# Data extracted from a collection
▼▼▼
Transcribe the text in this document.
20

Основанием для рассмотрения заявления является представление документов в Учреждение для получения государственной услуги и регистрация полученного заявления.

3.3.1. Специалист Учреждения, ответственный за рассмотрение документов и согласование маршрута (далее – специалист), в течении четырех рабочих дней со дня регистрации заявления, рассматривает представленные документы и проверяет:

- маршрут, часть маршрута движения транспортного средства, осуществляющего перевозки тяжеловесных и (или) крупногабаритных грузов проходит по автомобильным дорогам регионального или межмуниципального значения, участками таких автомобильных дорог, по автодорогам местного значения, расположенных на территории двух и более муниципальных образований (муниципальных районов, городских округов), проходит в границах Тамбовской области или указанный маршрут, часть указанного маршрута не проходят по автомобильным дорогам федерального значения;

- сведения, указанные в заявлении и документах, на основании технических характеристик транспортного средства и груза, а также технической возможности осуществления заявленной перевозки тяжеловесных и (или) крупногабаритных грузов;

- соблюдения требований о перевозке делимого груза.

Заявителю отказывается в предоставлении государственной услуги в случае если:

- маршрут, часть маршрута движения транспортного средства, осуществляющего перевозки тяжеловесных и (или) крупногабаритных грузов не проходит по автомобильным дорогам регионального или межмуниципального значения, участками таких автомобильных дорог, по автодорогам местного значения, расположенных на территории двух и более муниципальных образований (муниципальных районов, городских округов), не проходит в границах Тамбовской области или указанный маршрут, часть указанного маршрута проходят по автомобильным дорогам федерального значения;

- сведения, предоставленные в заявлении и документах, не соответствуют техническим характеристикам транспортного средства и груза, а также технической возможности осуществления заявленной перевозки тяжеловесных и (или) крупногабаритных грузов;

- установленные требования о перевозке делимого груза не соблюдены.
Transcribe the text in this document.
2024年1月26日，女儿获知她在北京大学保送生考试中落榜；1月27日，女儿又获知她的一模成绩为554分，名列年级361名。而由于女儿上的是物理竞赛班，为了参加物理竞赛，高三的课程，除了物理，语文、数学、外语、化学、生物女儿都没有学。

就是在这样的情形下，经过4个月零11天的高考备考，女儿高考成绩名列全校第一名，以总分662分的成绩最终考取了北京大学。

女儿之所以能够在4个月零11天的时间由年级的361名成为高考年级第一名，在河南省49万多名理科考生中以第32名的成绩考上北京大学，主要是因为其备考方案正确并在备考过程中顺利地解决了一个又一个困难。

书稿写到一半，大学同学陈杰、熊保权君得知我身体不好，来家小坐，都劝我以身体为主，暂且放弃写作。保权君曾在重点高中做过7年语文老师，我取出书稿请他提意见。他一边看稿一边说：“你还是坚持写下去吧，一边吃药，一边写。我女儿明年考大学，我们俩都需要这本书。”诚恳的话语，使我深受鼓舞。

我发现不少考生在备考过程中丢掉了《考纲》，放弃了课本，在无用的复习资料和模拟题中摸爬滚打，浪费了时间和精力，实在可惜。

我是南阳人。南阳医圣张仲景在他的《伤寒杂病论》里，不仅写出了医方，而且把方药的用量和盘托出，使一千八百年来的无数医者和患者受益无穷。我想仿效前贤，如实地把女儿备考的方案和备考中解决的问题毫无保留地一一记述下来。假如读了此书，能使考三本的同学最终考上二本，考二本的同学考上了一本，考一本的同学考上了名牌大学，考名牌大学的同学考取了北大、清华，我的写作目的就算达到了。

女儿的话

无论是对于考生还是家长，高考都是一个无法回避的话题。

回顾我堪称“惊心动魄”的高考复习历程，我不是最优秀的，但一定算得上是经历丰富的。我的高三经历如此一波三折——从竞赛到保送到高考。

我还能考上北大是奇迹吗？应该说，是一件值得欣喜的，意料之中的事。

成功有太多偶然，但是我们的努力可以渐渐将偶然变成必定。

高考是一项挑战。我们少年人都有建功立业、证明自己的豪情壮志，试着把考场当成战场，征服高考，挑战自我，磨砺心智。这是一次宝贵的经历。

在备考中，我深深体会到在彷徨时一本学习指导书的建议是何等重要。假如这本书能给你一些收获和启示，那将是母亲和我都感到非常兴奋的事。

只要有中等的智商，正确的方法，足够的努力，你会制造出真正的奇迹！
▲▲▲
# Task instructions
Report how many lines of the listing hold the string "делимого", giving only the number.

# Answer to the task
2